### WHAT IS BEING ASKED
Report back each line of the records that contains the string "With".

### SUPPLIED DATA
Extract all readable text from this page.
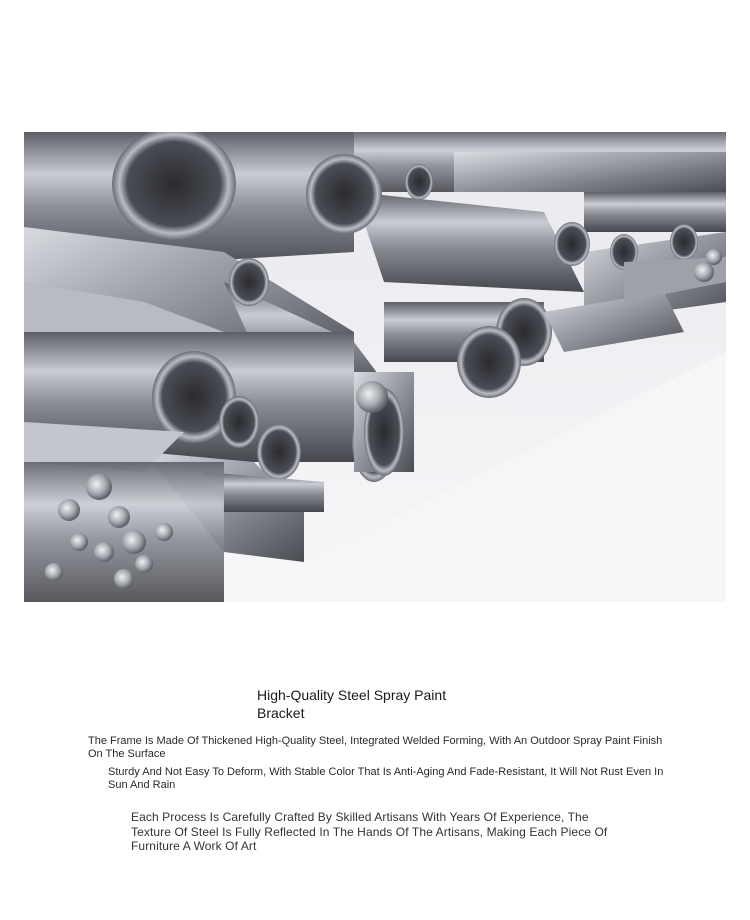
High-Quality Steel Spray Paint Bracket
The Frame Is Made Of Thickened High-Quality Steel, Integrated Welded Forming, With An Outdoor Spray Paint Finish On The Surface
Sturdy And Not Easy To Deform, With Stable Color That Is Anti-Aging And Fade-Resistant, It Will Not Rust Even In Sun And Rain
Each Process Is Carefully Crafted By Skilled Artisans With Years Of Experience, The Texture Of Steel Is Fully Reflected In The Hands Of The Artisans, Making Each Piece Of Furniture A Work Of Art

--

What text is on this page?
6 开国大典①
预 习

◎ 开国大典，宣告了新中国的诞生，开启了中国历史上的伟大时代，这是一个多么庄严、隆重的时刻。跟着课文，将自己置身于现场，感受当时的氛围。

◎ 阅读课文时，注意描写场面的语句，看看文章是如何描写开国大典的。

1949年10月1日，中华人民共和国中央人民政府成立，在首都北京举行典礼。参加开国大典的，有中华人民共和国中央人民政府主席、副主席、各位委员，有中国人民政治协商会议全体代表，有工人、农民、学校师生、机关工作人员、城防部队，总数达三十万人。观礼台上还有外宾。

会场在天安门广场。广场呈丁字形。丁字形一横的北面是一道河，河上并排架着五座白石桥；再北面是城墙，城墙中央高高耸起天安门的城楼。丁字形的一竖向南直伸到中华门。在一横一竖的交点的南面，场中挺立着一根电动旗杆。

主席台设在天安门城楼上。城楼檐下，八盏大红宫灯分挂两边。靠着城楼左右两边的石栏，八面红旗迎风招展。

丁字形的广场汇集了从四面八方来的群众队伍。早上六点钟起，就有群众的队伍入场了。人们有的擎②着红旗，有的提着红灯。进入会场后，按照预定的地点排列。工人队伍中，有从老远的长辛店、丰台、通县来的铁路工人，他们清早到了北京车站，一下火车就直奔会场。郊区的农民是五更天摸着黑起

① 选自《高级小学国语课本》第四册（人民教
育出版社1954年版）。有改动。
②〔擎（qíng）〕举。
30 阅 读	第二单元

### TASK RESPONSE
The Frame Is Made Of Thickened High-Quality Steel, Integrated Welded Forming, With An Outdoor Spray Paint Finish On The Surface
Sturdy And Not Easy To Deform, With Stable Color That Is Anti-Aging And Fade-Resistant, It Will Not Rust Even In Sun And Rain
Each Process Is Carefully Crafted By Skilled Artisans With Years Of Experience, The Texture Of Steel Is Fully Reflected In The Hands Of The Artisans, Making Each Piece Of Furniture A Work Of Art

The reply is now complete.